» Exercise aim
Copy the data precisely, character for character, and leave out every picture.
######
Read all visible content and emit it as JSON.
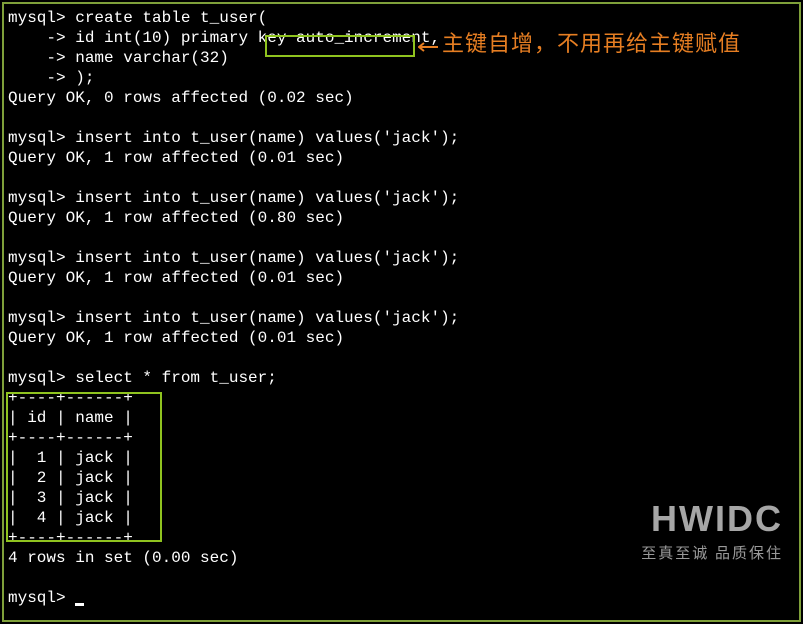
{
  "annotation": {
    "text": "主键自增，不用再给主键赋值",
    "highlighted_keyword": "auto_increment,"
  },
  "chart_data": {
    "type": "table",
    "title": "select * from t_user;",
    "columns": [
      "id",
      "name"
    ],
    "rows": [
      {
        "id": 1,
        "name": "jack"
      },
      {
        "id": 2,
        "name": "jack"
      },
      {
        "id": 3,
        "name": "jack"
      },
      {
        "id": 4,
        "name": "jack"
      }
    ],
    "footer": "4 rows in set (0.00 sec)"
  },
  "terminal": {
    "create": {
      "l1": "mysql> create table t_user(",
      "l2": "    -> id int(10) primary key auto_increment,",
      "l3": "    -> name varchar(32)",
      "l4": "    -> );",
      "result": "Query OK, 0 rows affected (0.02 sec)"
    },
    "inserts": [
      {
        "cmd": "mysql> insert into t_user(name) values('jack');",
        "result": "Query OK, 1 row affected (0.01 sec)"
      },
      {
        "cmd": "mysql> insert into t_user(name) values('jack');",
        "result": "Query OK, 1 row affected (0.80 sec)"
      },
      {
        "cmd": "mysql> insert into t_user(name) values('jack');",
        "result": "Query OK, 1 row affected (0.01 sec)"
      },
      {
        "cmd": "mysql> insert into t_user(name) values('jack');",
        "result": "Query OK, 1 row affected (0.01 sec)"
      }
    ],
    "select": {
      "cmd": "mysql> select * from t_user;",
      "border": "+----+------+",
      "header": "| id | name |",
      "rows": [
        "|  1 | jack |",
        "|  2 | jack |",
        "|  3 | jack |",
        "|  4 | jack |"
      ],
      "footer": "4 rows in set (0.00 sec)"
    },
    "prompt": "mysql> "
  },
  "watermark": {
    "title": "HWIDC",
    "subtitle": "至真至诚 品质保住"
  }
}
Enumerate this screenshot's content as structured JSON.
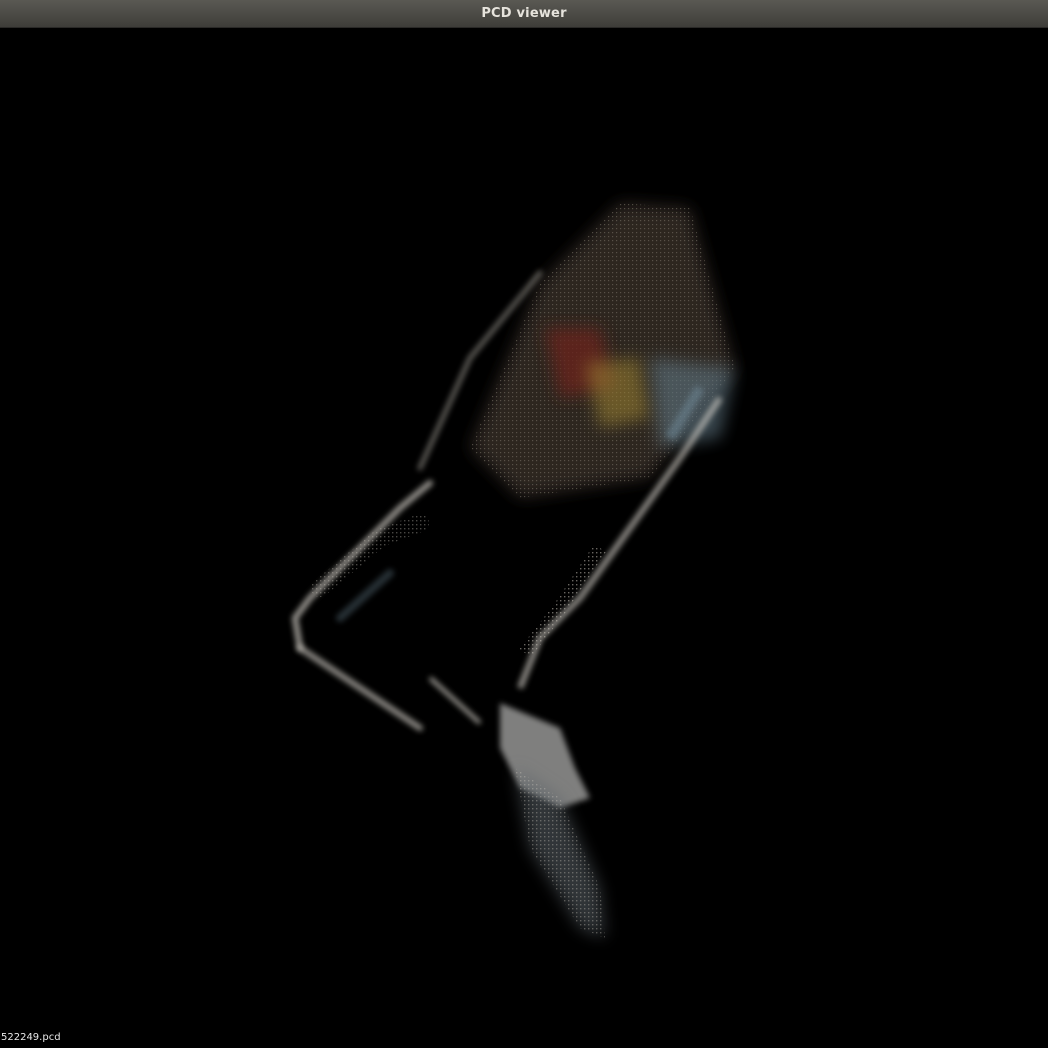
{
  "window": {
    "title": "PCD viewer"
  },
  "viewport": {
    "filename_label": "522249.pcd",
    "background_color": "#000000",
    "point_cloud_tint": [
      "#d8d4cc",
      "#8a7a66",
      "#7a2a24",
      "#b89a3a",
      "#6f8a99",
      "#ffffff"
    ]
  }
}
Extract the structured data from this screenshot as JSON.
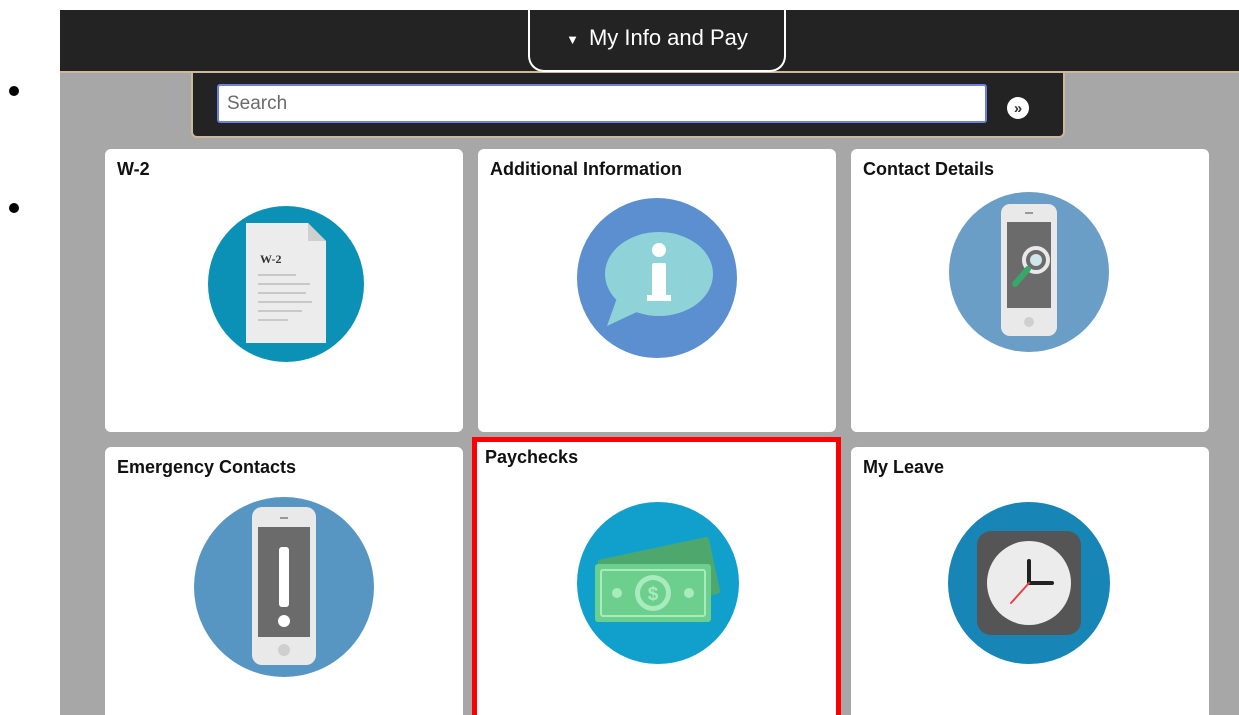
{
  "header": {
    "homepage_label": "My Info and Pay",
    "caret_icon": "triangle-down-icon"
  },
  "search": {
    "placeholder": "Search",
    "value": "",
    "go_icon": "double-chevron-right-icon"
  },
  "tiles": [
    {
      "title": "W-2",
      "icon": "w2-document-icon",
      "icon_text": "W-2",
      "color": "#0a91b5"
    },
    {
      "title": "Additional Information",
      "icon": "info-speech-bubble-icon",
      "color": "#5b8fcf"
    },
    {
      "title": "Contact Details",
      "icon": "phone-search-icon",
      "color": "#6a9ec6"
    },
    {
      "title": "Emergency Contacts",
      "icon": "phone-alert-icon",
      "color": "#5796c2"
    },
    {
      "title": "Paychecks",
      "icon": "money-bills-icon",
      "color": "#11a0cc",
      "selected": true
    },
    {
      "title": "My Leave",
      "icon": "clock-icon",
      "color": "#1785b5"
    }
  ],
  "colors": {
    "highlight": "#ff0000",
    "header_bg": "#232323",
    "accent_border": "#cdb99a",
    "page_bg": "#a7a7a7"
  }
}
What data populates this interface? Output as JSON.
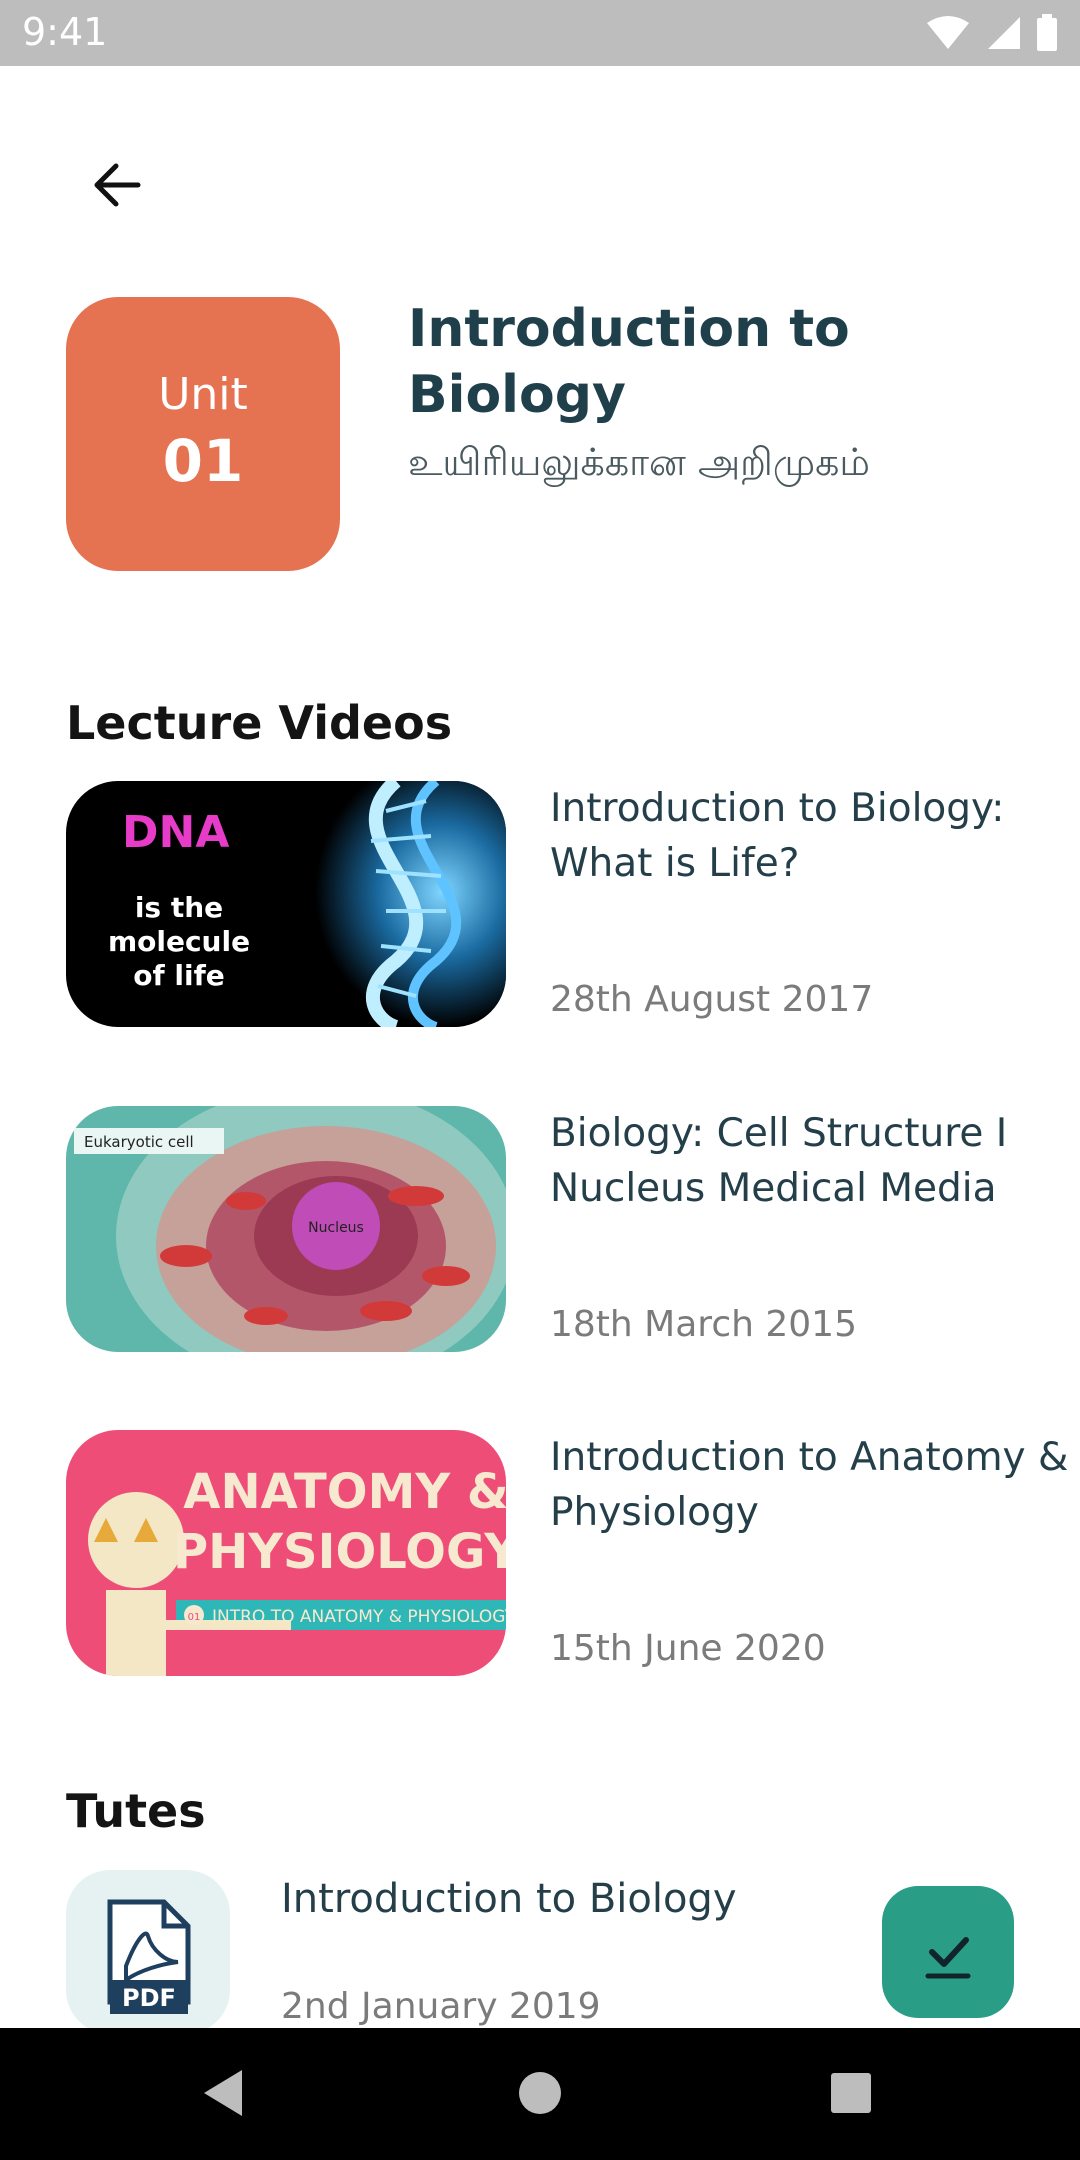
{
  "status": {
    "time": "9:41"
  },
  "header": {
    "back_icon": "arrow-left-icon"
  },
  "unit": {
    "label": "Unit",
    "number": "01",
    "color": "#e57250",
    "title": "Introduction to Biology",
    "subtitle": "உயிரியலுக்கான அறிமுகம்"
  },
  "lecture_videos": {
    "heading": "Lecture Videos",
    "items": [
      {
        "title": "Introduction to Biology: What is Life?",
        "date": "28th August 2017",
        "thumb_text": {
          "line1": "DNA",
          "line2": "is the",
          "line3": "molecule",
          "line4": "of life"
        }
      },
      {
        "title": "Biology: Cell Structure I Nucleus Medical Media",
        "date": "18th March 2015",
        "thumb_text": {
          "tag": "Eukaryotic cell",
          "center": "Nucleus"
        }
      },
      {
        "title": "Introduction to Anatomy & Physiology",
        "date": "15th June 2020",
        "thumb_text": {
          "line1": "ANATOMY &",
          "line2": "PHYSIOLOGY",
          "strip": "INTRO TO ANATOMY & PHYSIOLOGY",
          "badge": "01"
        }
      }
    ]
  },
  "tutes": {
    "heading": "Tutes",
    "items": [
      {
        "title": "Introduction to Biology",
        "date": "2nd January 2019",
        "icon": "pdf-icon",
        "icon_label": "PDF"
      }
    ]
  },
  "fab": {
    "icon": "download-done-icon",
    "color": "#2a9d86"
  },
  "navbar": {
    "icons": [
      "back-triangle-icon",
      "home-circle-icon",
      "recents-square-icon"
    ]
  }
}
######
» Exercise result
Read all visible content and emit it as JSON.
{
  "annotation": {
    "text": "主键自增，不用再给主键赋值",
    "highlighted_keyword": "auto_increment,"
  },
  "chart_data": {
    "type": "table",
    "title": "select * from t_user;",
    "columns": [
      "id",
      "name"
    ],
    "rows": [
      {
        "id": 1,
        "name": "jack"
      },
      {
        "id": 2,
        "name": "jack"
      },
      {
        "id": 3,
        "name": "jack"
      },
      {
        "id": 4,
        "name": "jack"
      }
    ],
    "footer": "4 rows in set (0.00 sec)"
  },
  "terminal": {
    "create": {
      "l1": "mysql> create table t_user(",
      "l2": "    -> id int(10) primary key auto_increment,",
      "l3": "    -> name varchar(32)",
      "l4": "    -> );",
      "result": "Query OK, 0 rows affected (0.02 sec)"
    },
    "inserts": [
      {
        "cmd": "mysql> insert into t_user(name) values('jack');",
        "result": "Query OK, 1 row affected (0.01 sec)"
      },
      {
        "cmd": "mysql> insert into t_user(name) values('jack');",
        "result": "Query OK, 1 row affected (0.80 sec)"
      },
      {
        "cmd": "mysql> insert into t_user(name) values('jack');",
        "result": "Query OK, 1 row affected (0.01 sec)"
      },
      {
        "cmd": "mysql> insert into t_user(name) values('jack');",
        "result": "Query OK, 1 row affected (0.01 sec)"
      }
    ],
    "select": {
      "cmd": "mysql> select * from t_user;",
      "border": "+----+------+",
      "header": "| id | name |",
      "rows": [
        "|  1 | jack |",
        "|  2 | jack |",
        "|  3 | jack |",
        "|  4 | jack |"
      ],
      "footer": "4 rows in set (0.00 sec)"
    },
    "prompt": "mysql> "
  },
  "watermark": {
    "title": "HWIDC",
    "subtitle": "至真至诚 品质保住"
  }
}
Enumerate this screenshot's content as structured JSON.
{
  "window": {
    "title": "PCD viewer"
  },
  "viewport": {
    "filename_label": "522249.pcd",
    "background_color": "#000000",
    "point_cloud_tint": [
      "#d8d4cc",
      "#8a7a66",
      "#7a2a24",
      "#b89a3a",
      "#6f8a99",
      "#ffffff"
    ]
  }
}
Extract the structured data from this screenshot as JSON.
{
  "header": {
    "homepage_label": "My Info and Pay",
    "caret_icon": "triangle-down-icon"
  },
  "search": {
    "placeholder": "Search",
    "value": "",
    "go_icon": "double-chevron-right-icon"
  },
  "tiles": [
    {
      "title": "W-2",
      "icon": "w2-document-icon",
      "icon_text": "W-2",
      "color": "#0a91b5"
    },
    {
      "title": "Additional Information",
      "icon": "info-speech-bubble-icon",
      "color": "#5b8fcf"
    },
    {
      "title": "Contact Details",
      "icon": "phone-search-icon",
      "color": "#6a9ec6"
    },
    {
      "title": "Emergency Contacts",
      "icon": "phone-alert-icon",
      "color": "#5796c2"
    },
    {
      "title": "Paychecks",
      "icon": "money-bills-icon",
      "color": "#11a0cc",
      "selected": true
    },
    {
      "title": "My Leave",
      "icon": "clock-icon",
      "color": "#1785b5"
    }
  ],
  "colors": {
    "highlight": "#ff0000",
    "header_bg": "#232323",
    "accent_border": "#cdb99a",
    "page_bg": "#a7a7a7"
  }
}
What data populates this interface? Output as JSON.
{
  "status": {
    "time": "9:41"
  },
  "header": {
    "back_icon": "arrow-left-icon"
  },
  "unit": {
    "label": "Unit",
    "number": "01",
    "color": "#e57250",
    "title": "Introduction to Biology",
    "subtitle": "உயிரியலுக்கான அறிமுகம்"
  },
  "lecture_videos": {
    "heading": "Lecture Videos",
    "items": [
      {
        "title": "Introduction to Biology: What is Life?",
        "date": "28th August 2017",
        "thumb_text": {
          "line1": "DNA",
          "line2": "is the",
          "line3": "molecule",
          "line4": "of life"
        }
      },
      {
        "title": "Biology: Cell Structure I Nucleus Medical Media",
        "date": "18th March 2015",
        "thumb_text": {
          "tag": "Eukaryotic cell",
          "center": "Nucleus"
        }
      },
      {
        "title": "Introduction to Anatomy & Physiology",
        "date": "15th June 2020",
        "thumb_text": {
          "line1": "ANATOMY &",
          "line2": "PHYSIOLOGY",
          "strip": "INTRO TO ANATOMY & PHYSIOLOGY",
          "badge": "01"
        }
      }
    ]
  },
  "tutes": {
    "heading": "Tutes",
    "items": [
      {
        "title": "Introduction to Biology",
        "date": "2nd January 2019",
        "icon": "pdf-icon",
        "icon_label": "PDF"
      }
    ]
  },
  "fab": {
    "icon": "download-done-icon",
    "color": "#2a9d86"
  },
  "navbar": {
    "icons": [
      "back-triangle-icon",
      "home-circle-icon",
      "recents-square-icon"
    ]
  }
}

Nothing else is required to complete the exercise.